Data listing
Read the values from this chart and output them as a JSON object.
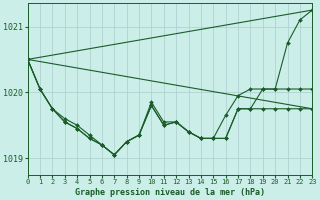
{
  "bg_color": "#cceee8",
  "grid_color": "#aacccc",
  "line_color": "#1a5c2a",
  "xlabel": "Graphe pression niveau de la mer (hPa)",
  "xlim": [
    0,
    23
  ],
  "ylim": [
    1018.75,
    1021.35
  ],
  "yticks": [
    1019,
    1020,
    1021
  ],
  "xticks": [
    0,
    1,
    2,
    3,
    4,
    5,
    6,
    7,
    8,
    9,
    10,
    11,
    12,
    13,
    14,
    15,
    16,
    17,
    18,
    19,
    20,
    21,
    22,
    23
  ],
  "lines": [
    {
      "x": [
        0,
        1,
        2,
        3,
        4,
        5,
        6,
        7,
        8,
        9,
        10,
        11,
        12,
        13,
        14,
        15,
        16,
        17,
        18,
        19,
        20,
        21,
        22,
        23
      ],
      "y": [
        1020.5,
        1020.05,
        1019.75,
        1019.55,
        1019.45,
        1019.3,
        1019.2,
        1019.05,
        1019.25,
        1019.35,
        1019.8,
        1019.5,
        1019.55,
        1019.4,
        1019.3,
        1019.3,
        1019.3,
        1019.75,
        1019.75,
        1019.75,
        1019.75,
        1019.75,
        1019.75,
        1019.75
      ],
      "marker": true,
      "linewidth": 0.8
    },
    {
      "x": [
        0,
        1,
        2,
        3,
        4,
        5,
        6,
        7,
        8,
        9,
        10,
        11,
        12,
        13,
        14,
        15,
        16,
        17,
        18,
        19,
        20,
        21,
        22,
        23
      ],
      "y": [
        1020.5,
        1020.05,
        1019.75,
        1019.55,
        1019.45,
        1019.3,
        1019.2,
        1019.05,
        1019.25,
        1019.35,
        1019.8,
        1019.5,
        1019.55,
        1019.4,
        1019.3,
        1019.3,
        1019.65,
        1019.95,
        1020.05,
        1020.05,
        1020.05,
        1020.05,
        1020.05,
        1020.05
      ],
      "marker": true,
      "linewidth": 0.8
    },
    {
      "x": [
        0,
        1,
        2,
        3,
        4,
        5,
        6,
        7,
        8,
        9,
        10,
        11,
        12,
        13,
        14,
        15,
        16,
        17,
        18,
        19,
        20,
        21,
        22,
        23
      ],
      "y": [
        1020.5,
        1020.05,
        1019.75,
        1019.6,
        1019.5,
        1019.35,
        1019.2,
        1019.05,
        1019.25,
        1019.35,
        1019.85,
        1019.55,
        1019.55,
        1019.4,
        1019.3,
        1019.3,
        1019.3,
        1019.75,
        1019.75,
        1020.05,
        1020.05,
        1020.75,
        1021.1,
        1021.25
      ],
      "marker": true,
      "linewidth": 0.8
    },
    {
      "x": [
        0,
        23
      ],
      "y": [
        1020.5,
        1019.75
      ],
      "marker": false,
      "linewidth": 0.8
    },
    {
      "x": [
        0,
        23
      ],
      "y": [
        1020.5,
        1021.25
      ],
      "marker": false,
      "linewidth": 0.8
    }
  ]
}
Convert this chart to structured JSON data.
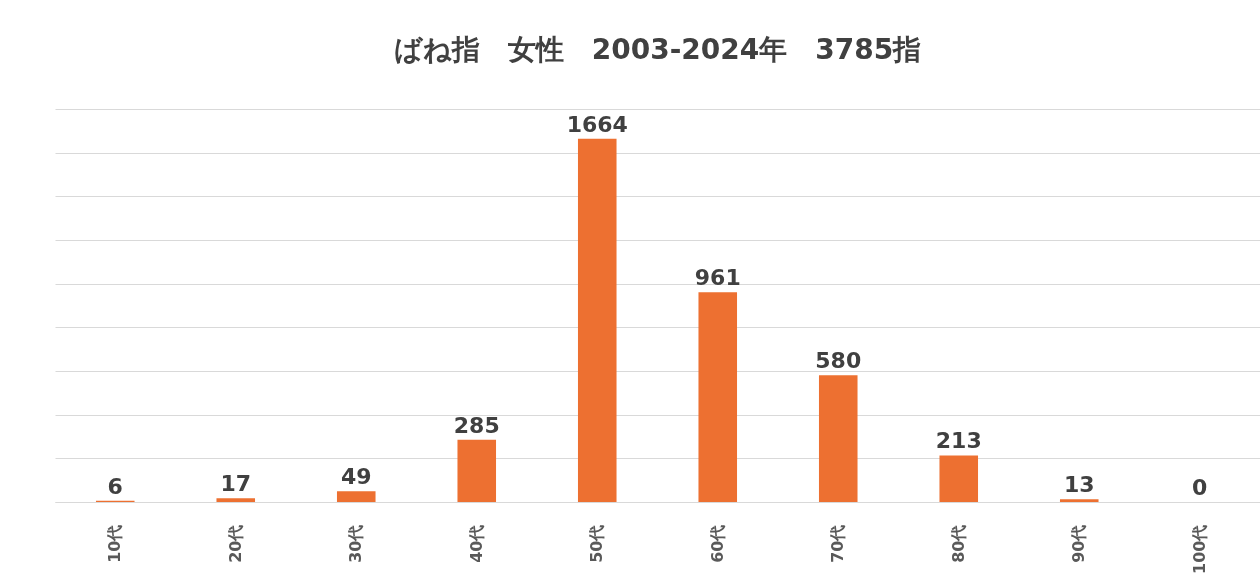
{
  "chart_data": {
    "type": "bar",
    "title": "ばね指　女性　2003-2024年　3785指",
    "categories": [
      "10代",
      "20代",
      "30代",
      "40代",
      "50代",
      "60代",
      "70代",
      "80代",
      "90代",
      "100代"
    ],
    "values": [
      6,
      17,
      49,
      285,
      1664,
      961,
      580,
      213,
      13,
      0
    ],
    "color": "#ed7031",
    "ylim": [
      0,
      1800
    ],
    "yticks": [
      {
        "value": 0,
        "label": null
      },
      {
        "value": 200,
        "label": null
      },
      {
        "value": 400,
        "label": null
      },
      {
        "value": 600,
        "label": null
      },
      {
        "value": 800,
        "label": null
      },
      {
        "value": 1000,
        "label": null
      },
      {
        "value": 1200,
        "label": null
      },
      {
        "value": 1400,
        "label": null
      },
      {
        "value": 1600,
        "label": null
      },
      {
        "value": 1800,
        "label": null
      }
    ],
    "grid": "y",
    "tick_labels": "x",
    "data_labels": true
  }
}
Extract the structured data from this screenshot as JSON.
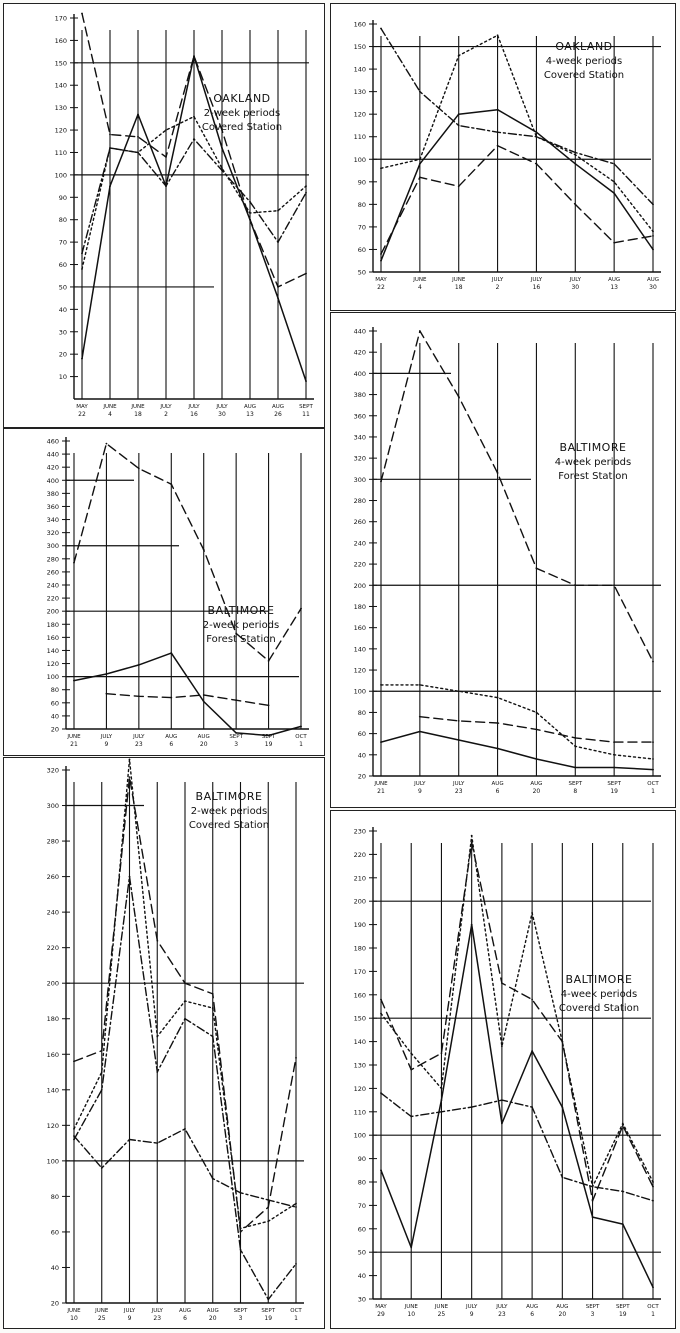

• **Required task**
Quote the listing above in full, except for the pictures.

• **Complete response**
Read the values from this chart and output them as a JSON object.
{
  "bg_color": "#cceee8",
  "grid_color": "#aacccc",
  "line_color": "#1a5c2a",
  "xlabel": "Graphe pression niveau de la mer (hPa)",
  "xlim": [
    0,
    23
  ],
  "ylim": [
    1018.75,
    1021.35
  ],
  "yticks": [
    1019,
    1020,
    1021
  ],
  "xticks": [
    0,
    1,
    2,
    3,
    4,
    5,
    6,
    7,
    8,
    9,
    10,
    11,
    12,
    13,
    14,
    15,
    16,
    17,
    18,
    19,
    20,
    21,
    22,
    23
  ],
  "lines": [
    {
      "x": [
        0,
        1,
        2,
        3,
        4,
        5,
        6,
        7,
        8,
        9,
        10,
        11,
        12,
        13,
        14,
        15,
        16,
        17,
        18,
        19,
        20,
        21,
        22,
        23
      ],
      "y": [
        1020.5,
        1020.05,
        1019.75,
        1019.55,
        1019.45,
        1019.3,
        1019.2,
        1019.05,
        1019.25,
        1019.35,
        1019.8,
        1019.5,
        1019.55,
        1019.4,
        1019.3,
        1019.3,
        1019.3,
        1019.75,
        1019.75,
        1019.75,
        1019.75,
        1019.75,
        1019.75,
        1019.75
      ],
      "marker": true,
      "linewidth": 0.8
    },
    {
      "x": [
        0,
        1,
        2,
        3,
        4,
        5,
        6,
        7,
        8,
        9,
        10,
        11,
        12,
        13,
        14,
        15,
        16,
        17,
        18,
        19,
        20,
        21,
        22,
        23
      ],
      "y": [
        1020.5,
        1020.05,
        1019.75,
        1019.55,
        1019.45,
        1019.3,
        1019.2,
        1019.05,
        1019.25,
        1019.35,
        1019.8,
        1019.5,
        1019.55,
        1019.4,
        1019.3,
        1019.3,
        1019.65,
        1019.95,
        1020.05,
        1020.05,
        1020.05,
        1020.05,
        1020.05,
        1020.05
      ],
      "marker": true,
      "linewidth": 0.8
    },
    {
      "x": [
        0,
        1,
        2,
        3,
        4,
        5,
        6,
        7,
        8,
        9,
        10,
        11,
        12,
        13,
        14,
        15,
        16,
        17,
        18,
        19,
        20,
        21,
        22,
        23
      ],
      "y": [
        1020.5,
        1020.05,
        1019.75,
        1019.6,
        1019.5,
        1019.35,
        1019.2,
        1019.05,
        1019.25,
        1019.35,
        1019.85,
        1019.55,
        1019.55,
        1019.4,
        1019.3,
        1019.3,
        1019.3,
        1019.75,
        1019.75,
        1020.05,
        1020.05,
        1020.75,
        1021.1,
        1021.25
      ],
      "marker": true,
      "linewidth": 0.8
    },
    {
      "x": [
        0,
        23
      ],
      "y": [
        1020.5,
        1019.75
      ],
      "marker": false,
      "linewidth": 0.8
    },
    {
      "x": [
        0,
        23
      ],
      "y": [
        1020.5,
        1021.25
      ],
      "marker": false,
      "linewidth": 0.8
    }
  ]
}
Convert this chart to structured JSON data.
{
  "chart_data": {
    "type": "bar",
    "title": "ばね指　女性　2003-2024年　3785指",
    "categories": [
      "10代",
      "20代",
      "30代",
      "40代",
      "50代",
      "60代",
      "70代",
      "80代",
      "90代",
      "100代"
    ],
    "values": [
      6,
      17,
      49,
      285,
      1664,
      961,
      580,
      213,
      13,
      0
    ],
    "color": "#ed7031",
    "ylim": [
      0,
      1800
    ],
    "yticks": [
      {
        "value": 0,
        "label": null
      },
      {
        "value": 200,
        "label": null
      },
      {
        "value": 400,
        "label": null
      },
      {
        "value": 600,
        "label": null
      },
      {
        "value": 800,
        "label": null
      },
      {
        "value": 1000,
        "label": null
      },
      {
        "value": 1200,
        "label": null
      },
      {
        "value": 1400,
        "label": null
      },
      {
        "value": 1600,
        "label": null
      },
      {
        "value": 1800,
        "label": null
      }
    ],
    "grid": "y",
    "tick_labels": "x",
    "data_labels": true
  }
}
Extract the structured data from this screenshot as JSON.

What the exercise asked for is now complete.